• **AVAILABLE RECORDS**
+ + +

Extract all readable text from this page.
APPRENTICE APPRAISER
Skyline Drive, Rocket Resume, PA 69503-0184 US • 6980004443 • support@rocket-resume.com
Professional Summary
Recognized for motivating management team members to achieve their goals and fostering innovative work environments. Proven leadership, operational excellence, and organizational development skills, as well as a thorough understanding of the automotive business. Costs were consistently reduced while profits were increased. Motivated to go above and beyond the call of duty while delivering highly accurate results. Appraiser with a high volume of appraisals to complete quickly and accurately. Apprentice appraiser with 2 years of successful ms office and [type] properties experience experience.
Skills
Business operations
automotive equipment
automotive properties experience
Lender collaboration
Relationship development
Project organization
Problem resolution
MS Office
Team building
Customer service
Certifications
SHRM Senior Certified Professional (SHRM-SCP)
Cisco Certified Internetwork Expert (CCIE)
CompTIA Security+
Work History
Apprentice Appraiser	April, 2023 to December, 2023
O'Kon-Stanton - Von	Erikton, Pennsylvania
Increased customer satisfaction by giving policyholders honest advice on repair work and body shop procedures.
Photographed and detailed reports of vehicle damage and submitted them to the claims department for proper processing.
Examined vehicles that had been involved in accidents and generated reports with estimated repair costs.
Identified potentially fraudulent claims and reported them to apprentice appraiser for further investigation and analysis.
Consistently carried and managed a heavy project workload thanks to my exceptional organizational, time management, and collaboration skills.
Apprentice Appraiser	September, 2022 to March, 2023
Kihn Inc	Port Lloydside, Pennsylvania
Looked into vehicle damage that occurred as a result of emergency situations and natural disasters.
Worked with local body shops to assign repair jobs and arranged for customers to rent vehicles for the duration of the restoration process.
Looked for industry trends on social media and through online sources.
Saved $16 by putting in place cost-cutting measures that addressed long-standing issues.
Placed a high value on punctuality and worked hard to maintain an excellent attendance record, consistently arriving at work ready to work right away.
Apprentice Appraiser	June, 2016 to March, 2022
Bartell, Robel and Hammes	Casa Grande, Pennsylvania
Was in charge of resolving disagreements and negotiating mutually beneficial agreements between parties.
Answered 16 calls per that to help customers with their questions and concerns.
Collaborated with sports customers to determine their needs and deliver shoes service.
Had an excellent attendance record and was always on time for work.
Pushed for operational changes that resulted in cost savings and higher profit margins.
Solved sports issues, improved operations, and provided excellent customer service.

+ + +

• **PROBLEM STATEMENT**
Return the entries above exactly as they appear.

• **OUTPUT**
Extract all readable text from this page.
APPRENTICE APPRAISER
Skyline Drive, Rocket Resume, PA 69503-0184 US • 6980004443 • support@rocket-resume.com
Professional Summary
Recognized for motivating management team members to achieve their goals and fostering innovative work environments. Proven leadership, operational excellence, and organizational development skills, as well as a thorough understanding of the automotive business. Costs were consistently reduced while profits were increased. Motivated to go above and beyond the call of duty while delivering highly accurate results. Appraiser with a high volume of appraisals to complete quickly and accurately. Apprentice appraiser with 2 years of successful ms office and [type] properties experience experience.
Skills
Business operations
automotive equipment
automotive properties experience
Lender collaboration
Relationship development
Project organization
Problem resolution
MS Office
Team building
Customer service
Certifications
SHRM Senior Certified Professional (SHRM-SCP)
Cisco Certified Internetwork Expert (CCIE)
CompTIA Security+
Work History
Apprentice Appraiser	April, 2023 to December, 2023
O'Kon-Stanton - Von	Erikton, Pennsylvania
Increased customer satisfaction by giving policyholders honest advice on repair work and body shop procedures.
Photographed and detailed reports of vehicle damage and submitted them to the claims department for proper processing.
Examined vehicles that had been involved in accidents and generated reports with estimated repair costs.
Identified potentially fraudulent claims and reported them to apprentice appraiser for further investigation and analysis.
Consistently carried and managed a heavy project workload thanks to my exceptional organizational, time management, and collaboration skills.
Apprentice Appraiser	September, 2022 to March, 2023
Kihn Inc	Port Lloydside, Pennsylvania
Looked into vehicle damage that occurred as a result of emergency situations and natural disasters.
Worked with local body shops to assign repair jobs and arranged for customers to rent vehicles for the duration of the restoration process.
Looked for industry trends on social media and through online sources.
Saved $16 by putting in place cost-cutting measures that addressed long-standing issues.
Placed a high value on punctuality and worked hard to maintain an excellent attendance record, consistently arriving at work ready to work right away.
Apprentice Appraiser	June, 2016 to March, 2022
Bartell, Robel and Hammes	Casa Grande, Pennsylvania
Was in charge of resolving disagreements and negotiating mutually beneficial agreements between parties.
Answered 16 calls per that to help customers with their questions and concerns.
Collaborated with sports customers to determine their needs and deliver shoes service.
Had an excellent attendance record and was always on time for work.
Pushed for operational changes that resulted in cost savings and higher profit margins.
Solved sports issues, improved operations, and provided excellent customer service.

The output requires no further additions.